- _CHALLENGE_
Take every line that has the string "default" and copy it out.

- _DATA FOR THIS TASK_
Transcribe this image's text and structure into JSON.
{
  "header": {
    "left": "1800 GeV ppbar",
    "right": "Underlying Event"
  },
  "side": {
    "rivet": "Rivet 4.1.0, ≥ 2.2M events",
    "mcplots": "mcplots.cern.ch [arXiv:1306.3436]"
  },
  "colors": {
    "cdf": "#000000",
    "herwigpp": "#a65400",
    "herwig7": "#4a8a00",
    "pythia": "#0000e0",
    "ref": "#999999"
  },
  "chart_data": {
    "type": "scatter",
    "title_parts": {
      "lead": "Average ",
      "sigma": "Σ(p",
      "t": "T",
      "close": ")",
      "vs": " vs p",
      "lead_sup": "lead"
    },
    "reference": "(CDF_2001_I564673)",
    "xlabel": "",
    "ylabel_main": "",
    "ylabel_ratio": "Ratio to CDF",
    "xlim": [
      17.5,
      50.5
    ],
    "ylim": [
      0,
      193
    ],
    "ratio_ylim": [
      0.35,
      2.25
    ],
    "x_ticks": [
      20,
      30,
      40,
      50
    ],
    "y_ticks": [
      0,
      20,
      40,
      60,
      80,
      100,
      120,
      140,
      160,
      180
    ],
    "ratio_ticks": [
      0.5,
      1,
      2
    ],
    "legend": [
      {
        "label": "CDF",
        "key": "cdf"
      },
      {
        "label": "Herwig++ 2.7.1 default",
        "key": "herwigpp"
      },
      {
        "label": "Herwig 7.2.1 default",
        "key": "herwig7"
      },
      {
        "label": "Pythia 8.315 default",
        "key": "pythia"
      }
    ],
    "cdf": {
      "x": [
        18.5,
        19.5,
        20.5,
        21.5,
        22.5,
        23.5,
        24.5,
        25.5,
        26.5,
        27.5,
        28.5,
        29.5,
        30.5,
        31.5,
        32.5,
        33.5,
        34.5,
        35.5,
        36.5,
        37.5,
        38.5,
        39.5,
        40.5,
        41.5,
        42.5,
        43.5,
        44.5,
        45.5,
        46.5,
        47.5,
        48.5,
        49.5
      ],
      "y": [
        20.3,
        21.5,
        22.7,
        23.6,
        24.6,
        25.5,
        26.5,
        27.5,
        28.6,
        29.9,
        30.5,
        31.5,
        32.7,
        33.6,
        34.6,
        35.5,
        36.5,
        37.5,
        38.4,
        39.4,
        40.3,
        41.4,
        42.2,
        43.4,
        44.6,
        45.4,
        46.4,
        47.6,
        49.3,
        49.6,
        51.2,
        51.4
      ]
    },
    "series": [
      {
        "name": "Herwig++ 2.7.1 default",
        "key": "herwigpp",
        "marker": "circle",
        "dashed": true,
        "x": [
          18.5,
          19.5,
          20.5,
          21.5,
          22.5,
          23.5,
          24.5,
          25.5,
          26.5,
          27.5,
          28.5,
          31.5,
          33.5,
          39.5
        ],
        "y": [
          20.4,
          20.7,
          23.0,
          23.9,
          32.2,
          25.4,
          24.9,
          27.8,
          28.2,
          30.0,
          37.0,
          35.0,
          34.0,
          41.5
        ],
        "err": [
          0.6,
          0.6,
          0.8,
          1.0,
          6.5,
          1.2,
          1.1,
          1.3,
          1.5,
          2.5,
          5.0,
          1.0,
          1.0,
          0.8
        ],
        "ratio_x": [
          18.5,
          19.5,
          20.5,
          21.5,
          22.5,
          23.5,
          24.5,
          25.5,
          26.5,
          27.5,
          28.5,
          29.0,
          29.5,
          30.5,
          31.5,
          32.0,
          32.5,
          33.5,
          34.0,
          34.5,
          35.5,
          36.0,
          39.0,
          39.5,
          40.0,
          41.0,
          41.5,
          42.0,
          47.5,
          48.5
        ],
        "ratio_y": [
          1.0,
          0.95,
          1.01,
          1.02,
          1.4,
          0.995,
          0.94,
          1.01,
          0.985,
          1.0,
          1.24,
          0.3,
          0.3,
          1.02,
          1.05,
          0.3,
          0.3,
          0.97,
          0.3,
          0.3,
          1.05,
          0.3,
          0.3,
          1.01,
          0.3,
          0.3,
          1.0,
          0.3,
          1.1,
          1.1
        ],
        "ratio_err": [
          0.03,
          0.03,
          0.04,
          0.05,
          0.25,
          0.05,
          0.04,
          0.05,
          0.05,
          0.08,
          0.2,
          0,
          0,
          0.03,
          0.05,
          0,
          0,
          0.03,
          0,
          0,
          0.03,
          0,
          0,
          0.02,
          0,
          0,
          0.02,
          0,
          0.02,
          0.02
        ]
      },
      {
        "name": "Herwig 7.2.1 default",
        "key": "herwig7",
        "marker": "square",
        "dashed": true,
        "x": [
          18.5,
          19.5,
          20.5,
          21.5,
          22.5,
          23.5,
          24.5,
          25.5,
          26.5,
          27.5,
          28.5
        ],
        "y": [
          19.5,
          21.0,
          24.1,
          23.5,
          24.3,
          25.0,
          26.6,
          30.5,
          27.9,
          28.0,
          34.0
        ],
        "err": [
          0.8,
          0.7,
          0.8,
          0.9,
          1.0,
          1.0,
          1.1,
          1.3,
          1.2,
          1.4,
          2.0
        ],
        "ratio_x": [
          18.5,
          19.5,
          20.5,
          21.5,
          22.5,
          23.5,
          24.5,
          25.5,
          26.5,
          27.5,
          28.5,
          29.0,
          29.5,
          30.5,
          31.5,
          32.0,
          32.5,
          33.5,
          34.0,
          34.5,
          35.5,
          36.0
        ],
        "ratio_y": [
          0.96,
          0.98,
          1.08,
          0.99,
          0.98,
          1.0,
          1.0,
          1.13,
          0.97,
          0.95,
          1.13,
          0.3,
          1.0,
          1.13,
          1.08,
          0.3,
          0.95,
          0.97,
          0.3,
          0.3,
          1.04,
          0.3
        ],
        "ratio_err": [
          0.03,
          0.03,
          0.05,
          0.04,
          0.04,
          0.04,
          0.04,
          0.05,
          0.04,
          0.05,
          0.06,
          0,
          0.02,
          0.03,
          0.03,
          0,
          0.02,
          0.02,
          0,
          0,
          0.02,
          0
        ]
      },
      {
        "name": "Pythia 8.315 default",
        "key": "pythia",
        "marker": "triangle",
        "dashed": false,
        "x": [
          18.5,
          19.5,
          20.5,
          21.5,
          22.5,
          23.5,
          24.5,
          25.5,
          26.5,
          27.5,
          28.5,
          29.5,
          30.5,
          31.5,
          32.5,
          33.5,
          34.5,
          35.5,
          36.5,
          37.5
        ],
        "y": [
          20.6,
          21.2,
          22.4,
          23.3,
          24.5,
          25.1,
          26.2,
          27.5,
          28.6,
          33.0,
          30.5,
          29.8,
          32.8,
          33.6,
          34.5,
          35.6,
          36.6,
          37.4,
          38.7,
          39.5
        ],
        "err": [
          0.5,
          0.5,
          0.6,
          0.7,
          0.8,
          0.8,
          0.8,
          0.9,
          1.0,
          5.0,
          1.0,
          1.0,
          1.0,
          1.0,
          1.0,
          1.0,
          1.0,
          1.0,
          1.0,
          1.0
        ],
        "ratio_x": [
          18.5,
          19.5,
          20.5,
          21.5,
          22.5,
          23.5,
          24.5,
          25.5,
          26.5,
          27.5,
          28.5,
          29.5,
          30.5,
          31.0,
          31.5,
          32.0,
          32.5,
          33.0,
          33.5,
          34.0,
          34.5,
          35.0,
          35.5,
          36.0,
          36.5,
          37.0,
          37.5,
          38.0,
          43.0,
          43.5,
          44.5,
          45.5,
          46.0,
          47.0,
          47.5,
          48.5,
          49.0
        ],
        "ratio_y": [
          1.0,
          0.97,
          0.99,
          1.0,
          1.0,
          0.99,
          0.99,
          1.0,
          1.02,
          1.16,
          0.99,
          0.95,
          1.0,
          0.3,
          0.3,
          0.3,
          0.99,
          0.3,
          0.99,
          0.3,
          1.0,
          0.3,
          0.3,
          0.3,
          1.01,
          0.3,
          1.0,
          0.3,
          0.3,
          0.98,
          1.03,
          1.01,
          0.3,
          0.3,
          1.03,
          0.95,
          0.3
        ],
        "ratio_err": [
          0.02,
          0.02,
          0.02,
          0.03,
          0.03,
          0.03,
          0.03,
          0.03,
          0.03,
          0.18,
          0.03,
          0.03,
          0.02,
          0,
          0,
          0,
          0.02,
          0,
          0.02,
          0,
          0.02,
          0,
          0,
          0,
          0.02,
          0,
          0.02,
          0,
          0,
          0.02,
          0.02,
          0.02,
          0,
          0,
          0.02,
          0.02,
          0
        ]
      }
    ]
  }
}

- _EXERCISE ANSWER_
        "label": "Herwig++ 2.7.1 default",
        "label": "Herwig 7.2.1 default",
        "label": "Pythia 8.315 default",
        "name": "Herwig++ 2.7.1 default",
        "name": "Herwig 7.2.1 default",
        "name": "Pythia 8.315 default",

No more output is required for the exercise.